▶ [Exercise] Repeat the whole listing exactly.
▬▬▬
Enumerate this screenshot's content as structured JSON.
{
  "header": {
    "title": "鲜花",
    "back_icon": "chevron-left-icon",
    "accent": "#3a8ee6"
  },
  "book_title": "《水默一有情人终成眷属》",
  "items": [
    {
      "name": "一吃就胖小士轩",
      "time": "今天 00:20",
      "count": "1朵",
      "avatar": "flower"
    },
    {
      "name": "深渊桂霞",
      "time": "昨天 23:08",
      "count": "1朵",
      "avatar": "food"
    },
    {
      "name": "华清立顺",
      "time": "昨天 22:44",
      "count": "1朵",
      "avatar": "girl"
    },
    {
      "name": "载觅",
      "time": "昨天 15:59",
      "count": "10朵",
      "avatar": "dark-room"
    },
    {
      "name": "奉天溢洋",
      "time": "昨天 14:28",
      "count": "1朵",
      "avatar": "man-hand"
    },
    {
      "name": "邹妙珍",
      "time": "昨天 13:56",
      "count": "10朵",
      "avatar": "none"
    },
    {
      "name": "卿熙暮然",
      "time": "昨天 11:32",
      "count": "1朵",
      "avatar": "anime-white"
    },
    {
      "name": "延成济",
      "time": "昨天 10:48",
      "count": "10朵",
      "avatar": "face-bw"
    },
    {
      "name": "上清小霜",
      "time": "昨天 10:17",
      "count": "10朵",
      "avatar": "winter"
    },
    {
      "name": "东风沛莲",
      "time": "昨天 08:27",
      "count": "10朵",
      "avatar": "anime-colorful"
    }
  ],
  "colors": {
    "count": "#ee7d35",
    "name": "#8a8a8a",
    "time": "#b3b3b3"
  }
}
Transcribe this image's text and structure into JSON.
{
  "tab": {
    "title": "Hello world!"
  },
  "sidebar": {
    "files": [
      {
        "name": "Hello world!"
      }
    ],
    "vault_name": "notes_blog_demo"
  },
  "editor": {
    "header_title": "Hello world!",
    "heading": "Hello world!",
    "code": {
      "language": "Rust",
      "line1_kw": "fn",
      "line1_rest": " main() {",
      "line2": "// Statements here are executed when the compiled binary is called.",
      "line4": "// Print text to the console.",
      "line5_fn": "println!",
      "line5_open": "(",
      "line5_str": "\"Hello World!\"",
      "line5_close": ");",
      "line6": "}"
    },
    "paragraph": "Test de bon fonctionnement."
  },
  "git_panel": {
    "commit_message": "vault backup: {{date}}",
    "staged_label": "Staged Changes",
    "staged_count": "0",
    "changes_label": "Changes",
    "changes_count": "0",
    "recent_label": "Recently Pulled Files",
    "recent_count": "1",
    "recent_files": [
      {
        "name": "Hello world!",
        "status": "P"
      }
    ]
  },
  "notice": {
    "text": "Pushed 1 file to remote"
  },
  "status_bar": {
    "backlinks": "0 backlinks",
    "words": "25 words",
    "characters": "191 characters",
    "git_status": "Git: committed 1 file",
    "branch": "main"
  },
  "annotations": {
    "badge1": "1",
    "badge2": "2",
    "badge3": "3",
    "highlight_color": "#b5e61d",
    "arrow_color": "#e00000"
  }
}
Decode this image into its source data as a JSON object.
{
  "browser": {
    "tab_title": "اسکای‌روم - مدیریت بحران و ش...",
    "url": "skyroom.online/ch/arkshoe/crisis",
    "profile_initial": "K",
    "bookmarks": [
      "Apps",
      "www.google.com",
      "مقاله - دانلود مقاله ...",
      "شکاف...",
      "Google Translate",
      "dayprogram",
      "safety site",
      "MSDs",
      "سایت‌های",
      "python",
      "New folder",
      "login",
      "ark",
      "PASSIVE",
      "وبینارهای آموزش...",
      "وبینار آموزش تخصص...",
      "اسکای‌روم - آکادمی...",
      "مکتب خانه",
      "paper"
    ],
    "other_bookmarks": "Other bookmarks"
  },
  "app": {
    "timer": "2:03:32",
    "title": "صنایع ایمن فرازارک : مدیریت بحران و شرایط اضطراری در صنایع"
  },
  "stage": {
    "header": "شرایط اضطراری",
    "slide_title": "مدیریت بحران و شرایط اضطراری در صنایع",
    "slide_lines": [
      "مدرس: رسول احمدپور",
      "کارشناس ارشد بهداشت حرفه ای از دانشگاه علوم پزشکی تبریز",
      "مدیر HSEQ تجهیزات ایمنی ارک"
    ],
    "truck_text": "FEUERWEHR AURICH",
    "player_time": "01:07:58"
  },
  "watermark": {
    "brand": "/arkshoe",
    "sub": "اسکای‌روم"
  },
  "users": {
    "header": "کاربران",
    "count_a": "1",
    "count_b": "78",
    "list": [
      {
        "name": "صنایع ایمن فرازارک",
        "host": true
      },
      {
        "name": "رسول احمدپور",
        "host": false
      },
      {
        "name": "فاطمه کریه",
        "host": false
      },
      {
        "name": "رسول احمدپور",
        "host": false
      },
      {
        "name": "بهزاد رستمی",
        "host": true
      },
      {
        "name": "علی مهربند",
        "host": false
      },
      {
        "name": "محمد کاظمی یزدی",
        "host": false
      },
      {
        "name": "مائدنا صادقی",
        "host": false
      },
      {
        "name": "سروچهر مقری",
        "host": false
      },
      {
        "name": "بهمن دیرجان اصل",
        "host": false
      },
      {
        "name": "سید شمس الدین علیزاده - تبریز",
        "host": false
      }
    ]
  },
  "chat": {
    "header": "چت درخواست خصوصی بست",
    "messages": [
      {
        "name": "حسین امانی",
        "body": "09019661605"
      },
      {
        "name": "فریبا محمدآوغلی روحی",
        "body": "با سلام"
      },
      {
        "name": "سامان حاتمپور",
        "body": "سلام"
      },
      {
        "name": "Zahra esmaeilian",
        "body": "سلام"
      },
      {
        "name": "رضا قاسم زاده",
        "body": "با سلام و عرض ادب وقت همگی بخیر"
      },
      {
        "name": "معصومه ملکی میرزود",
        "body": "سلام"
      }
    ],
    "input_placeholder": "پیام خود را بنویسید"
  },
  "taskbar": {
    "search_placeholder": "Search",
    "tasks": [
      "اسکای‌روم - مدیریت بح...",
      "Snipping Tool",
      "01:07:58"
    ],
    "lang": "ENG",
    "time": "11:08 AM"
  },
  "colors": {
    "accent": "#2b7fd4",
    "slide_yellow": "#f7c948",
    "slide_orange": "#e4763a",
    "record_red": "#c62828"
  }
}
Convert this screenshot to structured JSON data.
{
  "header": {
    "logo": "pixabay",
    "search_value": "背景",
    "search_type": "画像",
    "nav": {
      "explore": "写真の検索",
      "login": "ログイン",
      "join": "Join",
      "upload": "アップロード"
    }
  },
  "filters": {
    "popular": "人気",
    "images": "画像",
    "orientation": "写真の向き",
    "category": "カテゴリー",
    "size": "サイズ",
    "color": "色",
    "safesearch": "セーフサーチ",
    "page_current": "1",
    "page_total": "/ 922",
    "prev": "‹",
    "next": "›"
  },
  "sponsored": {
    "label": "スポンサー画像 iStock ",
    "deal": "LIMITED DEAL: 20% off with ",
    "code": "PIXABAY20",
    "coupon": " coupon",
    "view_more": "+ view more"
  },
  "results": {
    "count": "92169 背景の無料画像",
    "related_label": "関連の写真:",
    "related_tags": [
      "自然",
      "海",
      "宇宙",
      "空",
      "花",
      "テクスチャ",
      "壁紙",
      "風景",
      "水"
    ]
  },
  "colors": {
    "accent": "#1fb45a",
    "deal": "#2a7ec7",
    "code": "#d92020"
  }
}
▬▬▬
▶ [Task result]
Enumerate this screenshot's content as structured JSON.
{
  "header": {
    "title": "鲜花",
    "back_icon": "chevron-left-icon",
    "accent": "#3a8ee6"
  },
  "book_title": "《水默一有情人终成眷属》",
  "items": [
    {
      "name": "一吃就胖小士轩",
      "time": "今天 00:20",
      "count": "1朵",
      "avatar": "flower"
    },
    {
      "name": "深渊桂霞",
      "time": "昨天 23:08",
      "count": "1朵",
      "avatar": "food"
    },
    {
      "name": "华清立顺",
      "time": "昨天 22:44",
      "count": "1朵",
      "avatar": "girl"
    },
    {
      "name": "载觅",
      "time": "昨天 15:59",
      "count": "10朵",
      "avatar": "dark-room"
    },
    {
      "name": "奉天溢洋",
      "time": "昨天 14:28",
      "count": "1朵",
      "avatar": "man-hand"
    },
    {
      "name": "邹妙珍",
      "time": "昨天 13:56",
      "count": "10朵",
      "avatar": "none"
    },
    {
      "name": "卿熙暮然",
      "time": "昨天 11:32",
      "count": "1朵",
      "avatar": "anime-white"
    },
    {
      "name": "延成济",
      "time": "昨天 10:48",
      "count": "10朵",
      "avatar": "face-bw"
    },
    {
      "name": "上清小霜",
      "time": "昨天 10:17",
      "count": "10朵",
      "avatar": "winter"
    },
    {
      "name": "东风沛莲",
      "time": "昨天 08:27",
      "count": "10朵",
      "avatar": "anime-colorful"
    }
  ],
  "colors": {
    "count": "#ee7d35",
    "name": "#8a8a8a",
    "time": "#b3b3b3"
  }
}
Transcribe this image's text and structure into JSON.
{
  "tab": {
    "title": "Hello world!"
  },
  "sidebar": {
    "files": [
      {
        "name": "Hello world!"
      }
    ],
    "vault_name": "notes_blog_demo"
  },
  "editor": {
    "header_title": "Hello world!",
    "heading": "Hello world!",
    "code": {
      "language": "Rust",
      "line1_kw": "fn",
      "line1_rest": " main() {",
      "line2": "// Statements here are executed when the compiled binary is called.",
      "line4": "// Print text to the console.",
      "line5_fn": "println!",
      "line5_open": "(",
      "line5_str": "\"Hello World!\"",
      "line5_close": ");",
      "line6": "}"
    },
    "paragraph": "Test de bon fonctionnement."
  },
  "git_panel": {
    "commit_message": "vault backup: {{date}}",
    "staged_label": "Staged Changes",
    "staged_count": "0",
    "changes_label": "Changes",
    "changes_count": "0",
    "recent_label": "Recently Pulled Files",
    "recent_count": "1",
    "recent_files": [
      {
        "name": "Hello world!",
        "status": "P"
      }
    ]
  },
  "notice": {
    "text": "Pushed 1 file to remote"
  },
  "status_bar": {
    "backlinks": "0 backlinks",
    "words": "25 words",
    "characters": "191 characters",
    "git_status": "Git: committed 1 file",
    "branch": "main"
  },
  "annotations": {
    "badge1": "1",
    "badge2": "2",
    "badge3": "3",
    "highlight_color": "#b5e61d",
    "arrow_color": "#e00000"
  }
}
Decode this image into its source data as a JSON object.
{
  "browser": {
    "tab_title": "اسکای‌روم - مدیریت بحران و ش...",
    "url": "skyroom.online/ch/arkshoe/crisis",
    "profile_initial": "K",
    "bookmarks": [
      "Apps",
      "www.google.com",
      "مقاله - دانلود مقاله ...",
      "شکاف...",
      "Google Translate",
      "dayprogram",
      "safety site",
      "MSDs",
      "سایت‌های",
      "python",
      "New folder",
      "login",
      "ark",
      "PASSIVE",
      "وبینارهای آموزش...",
      "وبینار آموزش تخصص...",
      "اسکای‌روم - آکادمی...",
      "مکتب خانه",
      "paper"
    ],
    "other_bookmarks": "Other bookmarks"
  },
  "app": {
    "timer": "2:03:32",
    "title": "صنایع ایمن فرازارک : مدیریت بحران و شرایط اضطراری در صنایع"
  },
  "stage": {
    "header": "شرایط اضطراری",
    "slide_title": "مدیریت بحران و شرایط اضطراری در صنایع",
    "slide_lines": [
      "مدرس: رسول احمدپور",
      "کارشناس ارشد بهداشت حرفه ای از دانشگاه علوم پزشکی تبریز",
      "مدیر HSEQ تجهیزات ایمنی ارک"
    ],
    "truck_text": "FEUERWEHR AURICH",
    "player_time": "01:07:58"
  },
  "watermark": {
    "brand": "/arkshoe",
    "sub": "اسکای‌روم"
  },
  "users": {
    "header": "کاربران",
    "count_a": "1",
    "count_b": "78",
    "list": [
      {
        "name": "صنایع ایمن فرازارک",
        "host": true
      },
      {
        "name": "رسول احمدپور",
        "host": false
      },
      {
        "name": "فاطمه کریه",
        "host": false
      },
      {
        "name": "رسول احمدپور",
        "host": false
      },
      {
        "name": "بهزاد رستمی",
        "host": true
      },
      {
        "name": "علی مهربند",
        "host": false
      },
      {
        "name": "محمد کاظمی یزدی",
        "host": false
      },
      {
        "name": "مائدنا صادقی",
        "host": false
      },
      {
        "name": "سروچهر مقری",
        "host": false
      },
      {
        "name": "بهمن دیرجان اصل",
        "host": false
      },
      {
        "name": "سید شمس الدین علیزاده - تبریز",
        "host": false
      }
    ]
  },
  "chat": {
    "header": "چت درخواست خصوصی بست",
    "messages": [
      {
        "name": "حسین امانی",
        "body": "09019661605"
      },
      {
        "name": "فریبا محمدآوغلی روحی",
        "body": "با سلام"
      },
      {
        "name": "سامان حاتمپور",
        "body": "سلام"
      },
      {
        "name": "Zahra esmaeilian",
        "body": "سلام"
      },
      {
        "name": "رضا قاسم زاده",
        "body": "با سلام و عرض ادب وقت همگی بخیر"
      },
      {
        "name": "معصومه ملکی میرزود",
        "body": "سلام"
      }
    ],
    "input_placeholder": "پیام خود را بنویسید"
  },
  "taskbar": {
    "search_placeholder": "Search",
    "tasks": [
      "اسکای‌روم - مدیریت بح...",
      "Snipping Tool",
      "01:07:58"
    ],
    "lang": "ENG",
    "time": "11:08 AM"
  },
  "colors": {
    "accent": "#2b7fd4",
    "slide_yellow": "#f7c948",
    "slide_orange": "#e4763a",
    "record_red": "#c62828"
  }
}
Convert this screenshot to structured JSON data.
{
  "header": {
    "logo": "pixabay",
    "search_value": "背景",
    "search_type": "画像",
    "nav": {
      "explore": "写真の検索",
      "login": "ログイン",
      "join": "Join",
      "upload": "アップロード"
    }
  },
  "filters": {
    "popular": "人気",
    "images": "画像",
    "orientation": "写真の向き",
    "category": "カテゴリー",
    "size": "サイズ",
    "color": "色",
    "safesearch": "セーフサーチ",
    "page_current": "1",
    "page_total": "/ 922",
    "prev": "‹",
    "next": "›"
  },
  "sponsored": {
    "label": "スポンサー画像 iStock ",
    "deal": "LIMITED DEAL: 20% off with ",
    "code": "PIXABAY20",
    "coupon": " coupon",
    "view_more": "+ view more"
  },
  "results": {
    "count": "92169 背景の無料画像",
    "related_label": "関連の写真:",
    "related_tags": [
      "自然",
      "海",
      "宇宙",
      "空",
      "花",
      "テクスチャ",
      "壁紙",
      "風景",
      "水"
    ]
  },
  "colors": {
    "accent": "#1fb45a",
    "deal": "#2a7ec7",
    "code": "#d92020"
  }
}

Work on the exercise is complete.